*** LISTED ENTRIES ***

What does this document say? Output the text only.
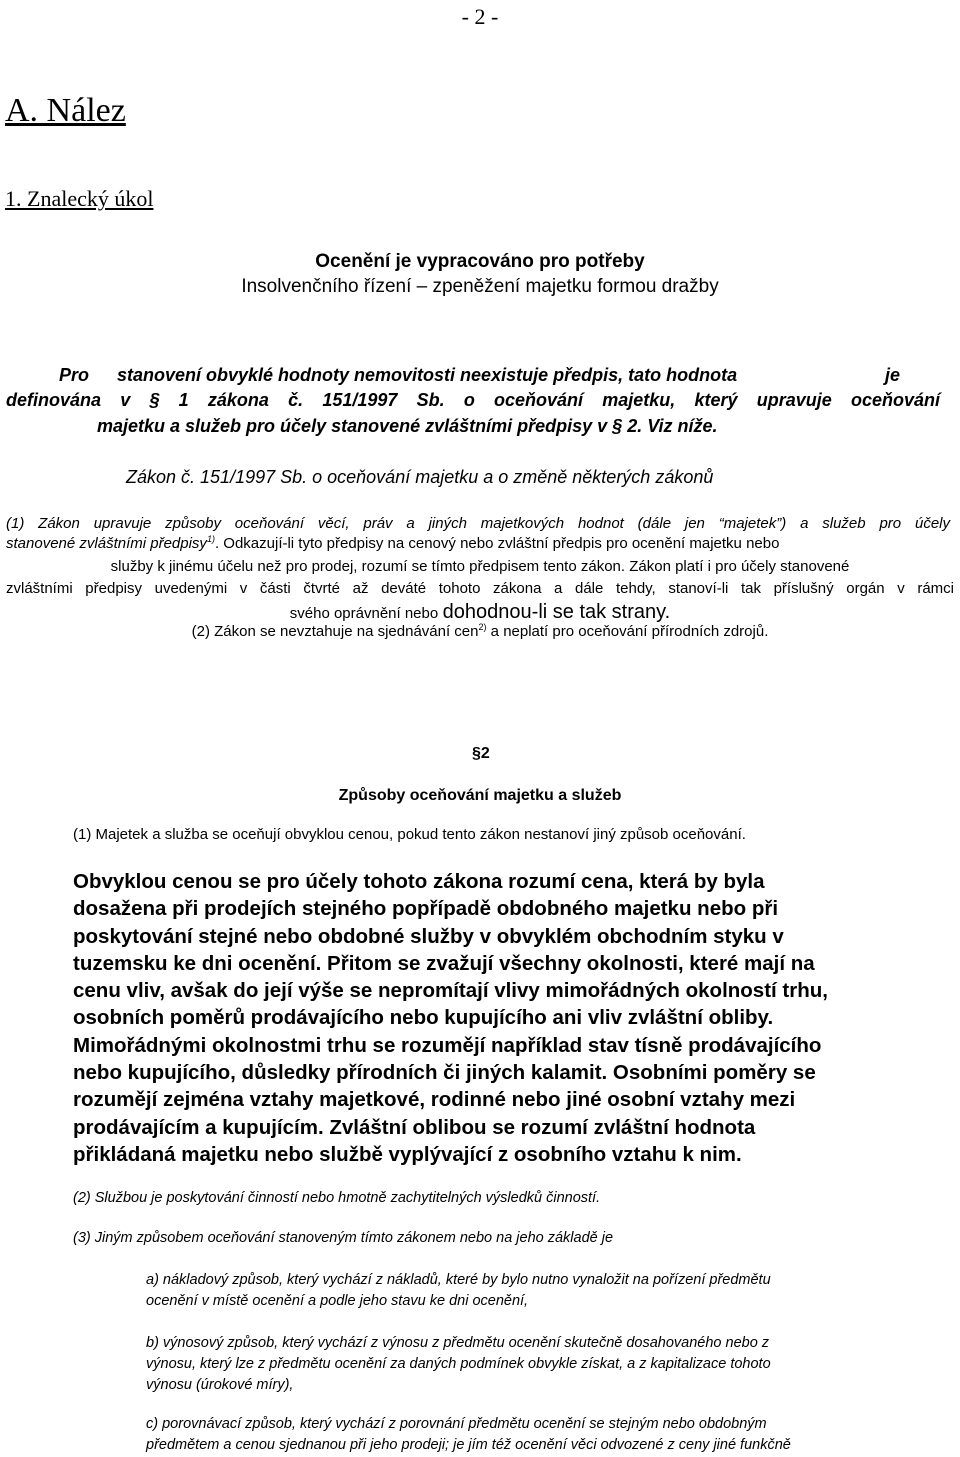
- 2 -
A. Nález
1. Znalecký úkol
Ocenění je vypracováno pro potřeby
Insolvenčního řízení – zpeněžení majetku formou dražby
Pro stanovení obvyklé hodnoty nemovitosti neexistuje předpis, tato hodnota	je
definována v § 1 zákona č. 151/1997 Sb. o oceňování majetku, který upravuje oceňování
majetku a služeb pro účely stanovené zvláštními předpisy v § 2. Viz níže.
Zákon č. 151/1997 Sb. o oceňování majetku a o změně některých zákonů
(1) Zákon upravuje způsoby oceňování věcí, práv a jiných majetkových hodnot (dále jen “majetek”) a služeb pro účely
stanovené zvláštními předpisy$^{1)}$. Odkazují-li tyto předpisy na cenový nebo zvláštní předpis pro ocenění majetku nebo
služby k jinému účelu než pro prodej, rozumí se tímto předpisem tento zákon. Zákon platí i pro účely stanovené
zvláštními předpisy uvedenými v části čtvrté až deváté tohoto zákona a dále tehdy, stanoví-li tak příslušný orgán v rámci
svého oprávnění nebo dohodnou-li se tak strany.
(2) Zákon se nevztahuje na sjednávání cen$^{2)}$ a neplatí pro oceňování přírodních zdrojů.
§2
Způsoby oceňování majetku a služeb
(1) Majetek a služba se oceňují obvyklou cenou, pokud tento zákon nestanoví jiný způsob oceňování.
Obvyklou cenou se pro účely tohoto zákona rozumí cena, která by byla
dosažena při prodejích stejného popřípadě obdobného majetku nebo při
poskytování stejné nebo obdobné služby v obvyklém obchodním styku v
tuzemsku ke dni ocenění. Přitom se zvažují všechny okolnosti, které mají na
cenu vliv, avšak do její výše se nepromítají vlivy mimořádných okolností trhu,
osobních poměrů prodávajícího nebo kupujícího ani vliv zvláštní obliby.
Mimořádnými okolnostmi trhu se rozumějí například stav tísně prodávajícího
nebo kupujícího, důsledky přírodních či jiných kalamit. Osobními poměry se
rozumějí zejména vztahy majetkové, rodinné nebo jiné osobní vztahy mezi
prodávajícím a kupujícím. Zvláštní oblibou se rozumí zvláštní hodnota
přikládaná majetku nebo službě vyplývající z osobního vztahu k nim.
(2) Službou je poskytování činností nebo hmotně zachytitelných výsledků činností.
(3) Jiným způsobem oceňování stanoveným tímto zákonem nebo na jeho základě je
a) nákladový způsob, který vychází z nákladů, které by bylo nutno vynaložit na pořízení předmětu
ocenění v místě ocenění a podle jeho stavu ke dni ocenění,
b) výnosový způsob, který vychází z výnosu z předmětu ocenění skutečně dosahovaného nebo z
výnosu, který lze z předmětu ocenění za daných podmínek obvykle získat, a z kapitalizace tohoto
výnosu (úrokové míry),
c) porovnávací způsob, který vychází z porovnání předmětu ocenění se stejným nebo obdobným
předmětem a cenou sjednanou při jeho prodeji; je jím též ocenění věci odvozené z ceny jiné funkčně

***

TASK TO CARRY OUT = All of the lines above should be retyped precisely, apart from the pictures.

IN RESPONSE =
What does this document say? Output the text only.
- 2 -
A. Nález
1. Znalecký úkol
Ocenění je vypracováno pro potřeby
Insolvenčního řízení – zpeněžení majetku formou dražby
Pro stanovení obvyklé hodnoty nemovitosti neexistuje předpis, tato hodnota	je
definována v § 1 zákona č. 151/1997 Sb. o oceňování majetku, který upravuje oceňování
majetku a služeb pro účely stanovené zvláštními předpisy v § 2. Viz níže.
Zákon č. 151/1997 Sb. o oceňování majetku a o změně některých zákonů
(1) Zákon upravuje způsoby oceňování věcí, práv a jiných majetkových hodnot (dále jen “majetek”) a služeb pro účely
stanovené zvláštními předpisy$^{1)}$. Odkazují-li tyto předpisy na cenový nebo zvláštní předpis pro ocenění majetku nebo
služby k jinému účelu než pro prodej, rozumí se tímto předpisem tento zákon. Zákon platí i pro účely stanovené
zvláštními předpisy uvedenými v části čtvrté až deváté tohoto zákona a dále tehdy, stanoví-li tak příslušný orgán v rámci
svého oprávnění nebo dohodnou-li se tak strany.
(2) Zákon se nevztahuje na sjednávání cen$^{2)}$ a neplatí pro oceňování přírodních zdrojů.
§2
Způsoby oceňování majetku a služeb
(1) Majetek a služba se oceňují obvyklou cenou, pokud tento zákon nestanoví jiný způsob oceňování.
Obvyklou cenou se pro účely tohoto zákona rozumí cena, která by byla
dosažena při prodejích stejného popřípadě obdobného majetku nebo při
poskytování stejné nebo obdobné služby v obvyklém obchodním styku v
tuzemsku ke dni ocenění. Přitom se zvažují všechny okolnosti, které mají na
cenu vliv, avšak do její výše se nepromítají vlivy mimořádných okolností trhu,
osobních poměrů prodávajícího nebo kupujícího ani vliv zvláštní obliby.
Mimořádnými okolnostmi trhu se rozumějí například stav tísně prodávajícího
nebo kupujícího, důsledky přírodních či jiných kalamit. Osobními poměry se
rozumějí zejména vztahy majetkové, rodinné nebo jiné osobní vztahy mezi
prodávajícím a kupujícím. Zvláštní oblibou se rozumí zvláštní hodnota
přikládaná majetku nebo službě vyplývající z osobního vztahu k nim.
(2) Službou je poskytování činností nebo hmotně zachytitelných výsledků činností.
(3) Jiným způsobem oceňování stanoveným tímto zákonem nebo na jeho základě je
a) nákladový způsob, který vychází z nákladů, které by bylo nutno vynaložit na pořízení předmětu
ocenění v místě ocenění a podle jeho stavu ke dni ocenění,
b) výnosový způsob, který vychází z výnosu z předmětu ocenění skutečně dosahovaného nebo z
výnosu, který lze z předmětu ocenění za daných podmínek obvykle získat, a z kapitalizace tohoto
výnosu (úrokové míry),
c) porovnávací způsob, který vychází z porovnání předmětu ocenění se stejným nebo obdobným
předmětem a cenou sjednanou při jeho prodeji; je jím též ocenění věci odvozené z ceny jiné funkčně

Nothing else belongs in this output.